TASK INSTRUCTIONS: Filter the data below for the string "name" and copy each matching line.

DATA FOR THIS EXERCISE:
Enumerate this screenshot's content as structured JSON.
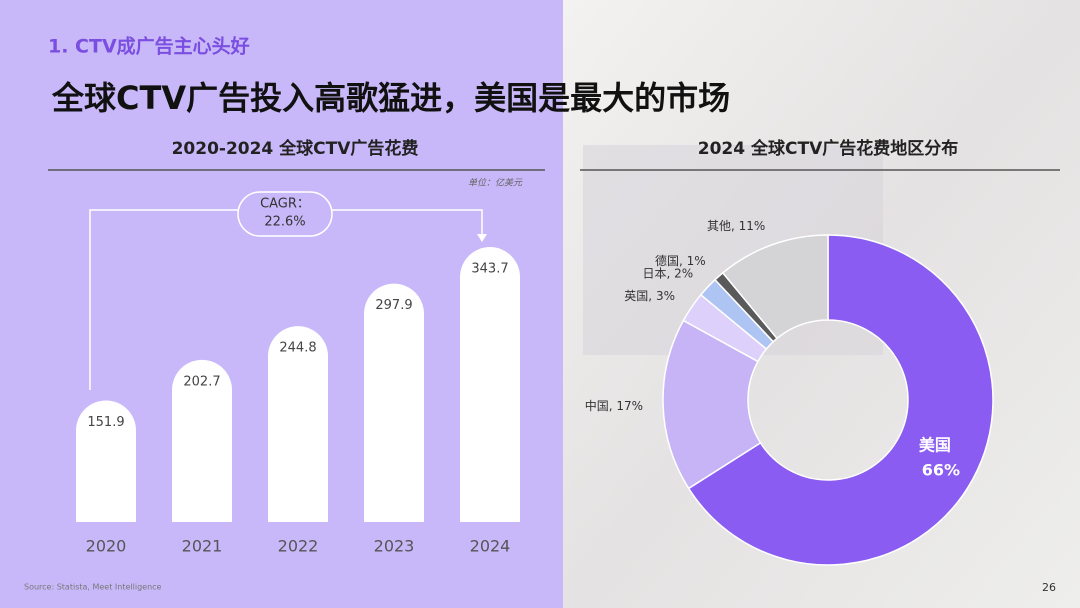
{
  "section": "1. CTV成广告主心头好",
  "headline": "全球CTV广告投入高歌猛进，美国是最大的市场",
  "source": "Source: Statista, Meet Intelligence",
  "page_number": "26",
  "chart_data": [
    {
      "type": "bar",
      "title": "2020-2024 全球CTV广告花费",
      "unit": "单位：亿美元",
      "categories": [
        "2020",
        "2021",
        "2022",
        "2023",
        "2024"
      ],
      "values": [
        151.9,
        202.7,
        244.8,
        297.9,
        343.7
      ],
      "color": "#ffffff",
      "annotation": [
        "CAGR：",
        "22.6%"
      ]
    },
    {
      "type": "pie",
      "title": "2024 全球CTV广告花费地区分布",
      "categories": [
        "美国",
        "中国",
        "英国",
        "日本",
        "德国",
        "其他"
      ],
      "values": [
        66,
        17,
        3,
        2,
        1,
        11
      ],
      "value_labels": [
        "66%",
        "17%",
        "3%",
        "2%",
        "1%",
        "11%"
      ],
      "colors": [
        "#8a5cf2",
        "#c6b4f6",
        "#ddd0fa",
        "#aec4f2",
        "#5a5a5a",
        "#d4d4d6"
      ]
    }
  ]
}
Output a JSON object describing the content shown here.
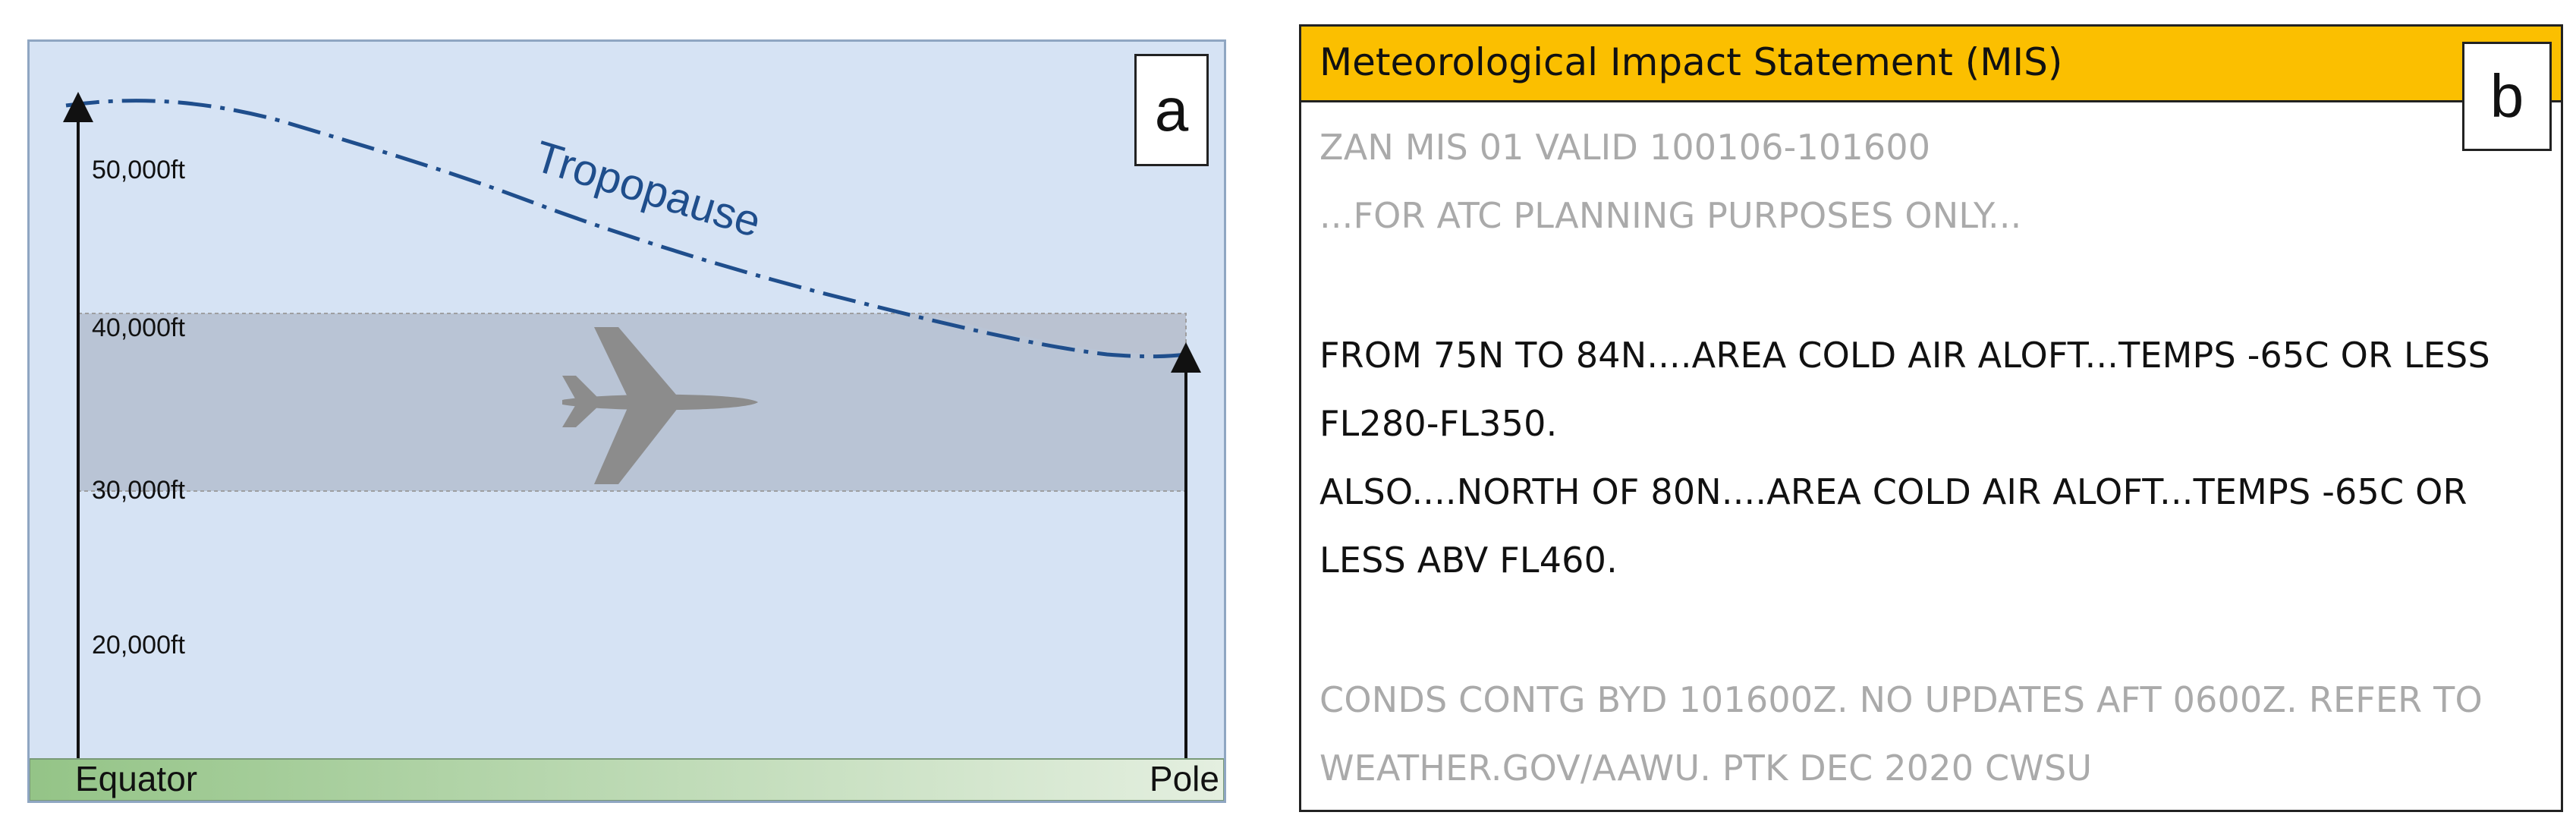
{
  "panel_a": {
    "letter": "a",
    "tropopause_label": "Tropopause",
    "altitudes": [
      "50,000ft",
      "40,000ft",
      "30,000ft",
      "20,000ft"
    ],
    "ground_left": "Equator",
    "ground_right": "Pole",
    "airplane_icon": "airplane-icon",
    "colors": {
      "sky": "#d6e3f4",
      "flight_band": "#b7c2d3",
      "cold_air": "#e8c8c3",
      "tropopause_line": "#1f4e8c",
      "ground": "#a9cfa0"
    }
  },
  "panel_b": {
    "letter": "b",
    "header": "Meteorological Impact Statement (MIS)",
    "header_color": "#fbbf00",
    "lines": [
      "ZAN MIS 01 VALID 100106-101600",
      "...FOR ATC PLANNING PURPOSES ONLY...",
      "FROM 75N TO 84N....AREA COLD AIR ALOFT...TEMPS -65C OR LESS",
      "FL280-FL350.",
      "ALSO....NORTH OF 80N....AREA COLD AIR ALOFT...TEMPS -65C OR",
      "LESS ABV FL460.",
      "CONDS CONTG BYD 101600Z.  NO UPDATES AFT 0600Z. REFER TO",
      "WEATHER.GOV/AAWU. PTK DEC 2020 CWSU"
    ]
  }
}
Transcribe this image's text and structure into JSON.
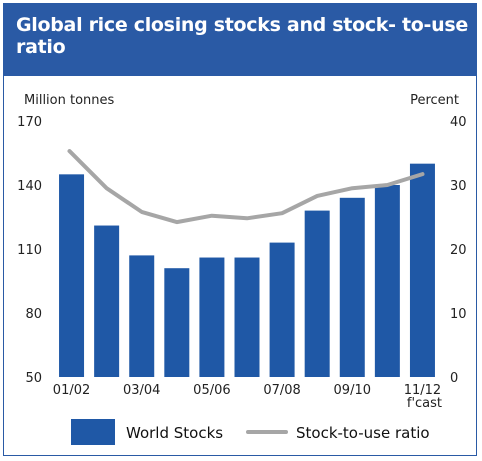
{
  "title": "Global rice closing stocks and stock- to-use ratio",
  "colors": {
    "header": "#2a5aa5",
    "bars": "#1f58a6",
    "line": "#a6a6a6"
  },
  "chart_data": {
    "type": "bar",
    "categories": [
      "01/02",
      "02/03",
      "03/04",
      "04/05",
      "05/06",
      "06/07",
      "07/08",
      "08/09",
      "09/10",
      "10/11",
      "11/12"
    ],
    "tick_labels": [
      "01/02",
      "03/04",
      "05/06",
      "07/08",
      "09/10",
      "11/12"
    ],
    "forecast_note": "f'cast",
    "left_axis": {
      "label": "Million tonnes",
      "ylim": [
        50,
        170
      ],
      "ticks": [
        50,
        80,
        110,
        140,
        170
      ]
    },
    "right_axis": {
      "label": "Percent",
      "ylim": [
        0,
        40
      ],
      "ticks": [
        0,
        10,
        20,
        30,
        40
      ]
    },
    "series": [
      {
        "name": "World Stocks",
        "type": "bar",
        "axis": "left",
        "values": [
          145,
          121,
          107,
          101,
          106,
          106,
          113,
          128,
          134,
          140,
          150
        ]
      },
      {
        "name": "Stock-to-use ratio",
        "type": "line",
        "axis": "right",
        "values": [
          35.3,
          29.5,
          25.8,
          24.2,
          25.2,
          24.8,
          25.6,
          28.3,
          29.5,
          30.0,
          31.7
        ]
      }
    ],
    "grid": false,
    "legend": "bottom"
  }
}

WRITTEN RESPONSE:
        "name": "World Stocks",
        "name": "Stock-to-use ratio",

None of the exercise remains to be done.